PROVIDED DATA

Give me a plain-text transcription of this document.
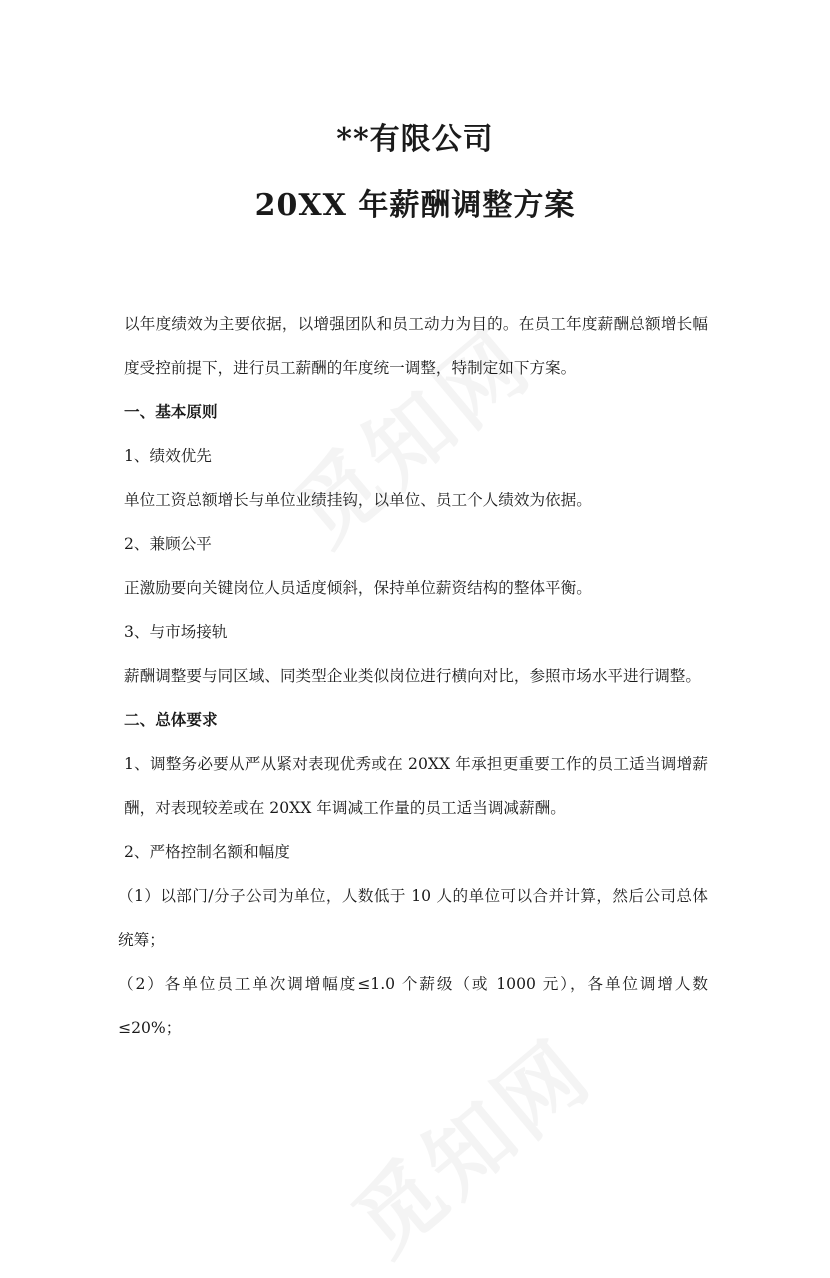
**有限公司
20XX 年薪酬调整方案

以年度绩效为主要依据，以增强团队和员工动力为目的。在员工年度薪酬总额增长幅度受控前提下，进行员工薪酬的年度统一调整，特制定如下方案。

一、基本原则

1、绩效优先

单位工资总额增长与单位业绩挂钩，以单位、员工个人绩效为依据。

2、兼顾公平

正激励要向关键岗位人员适度倾斜，保持单位薪资结构的整体平衡。

3、与市场接轨

薪酬调整要与同区域、同类型企业类似岗位进行横向对比，参照市场水平进行调整。

二、总体要求

1、调整务必要从严从紧对表现优秀或在 20XX 年承担更重要工作的员工适当调增薪酬，对表现较差或在 20XX 年调减工作量的员工适当调减薪酬。

2、严格控制名额和幅度

（1）以部门/分子公司为单位，人数低于 10 人的单位可以合并计算，然后公司总体统筹；

（2）各单位员工单次调增幅度≤1.0 个薪级（或 1000 元），各单位调增人数≤20%；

THE REQUEST
Reproduce the records verbatim, omitting all images they contain.

RESULT OF THE TASK
Give me a plain-text transcription of this document.
**有限公司
20XX 年薪酬调整方案

以年度绩效为主要依据，以增强团队和员工动力为目的。在员工年度薪酬总额增长幅度受控前提下，进行员工薪酬的年度统一调整，特制定如下方案。

一、基本原则

1、绩效优先

单位工资总额增长与单位业绩挂钩，以单位、员工个人绩效为依据。

2、兼顾公平

正激励要向关键岗位人员适度倾斜，保持单位薪资结构的整体平衡。

3、与市场接轨

薪酬调整要与同区域、同类型企业类似岗位进行横向对比，参照市场水平进行调整。

二、总体要求

1、调整务必要从严从紧对表现优秀或在 20XX 年承担更重要工作的员工适当调增薪酬，对表现较差或在 20XX 年调减工作量的员工适当调减薪酬。

2、严格控制名额和幅度

（1）以部门/分子公司为单位，人数低于 10 人的单位可以合并计算，然后公司总体统筹；

（2）各单位员工单次调增幅度≤1.0 个薪级（或 1000 元），各单位调增人数≤20%；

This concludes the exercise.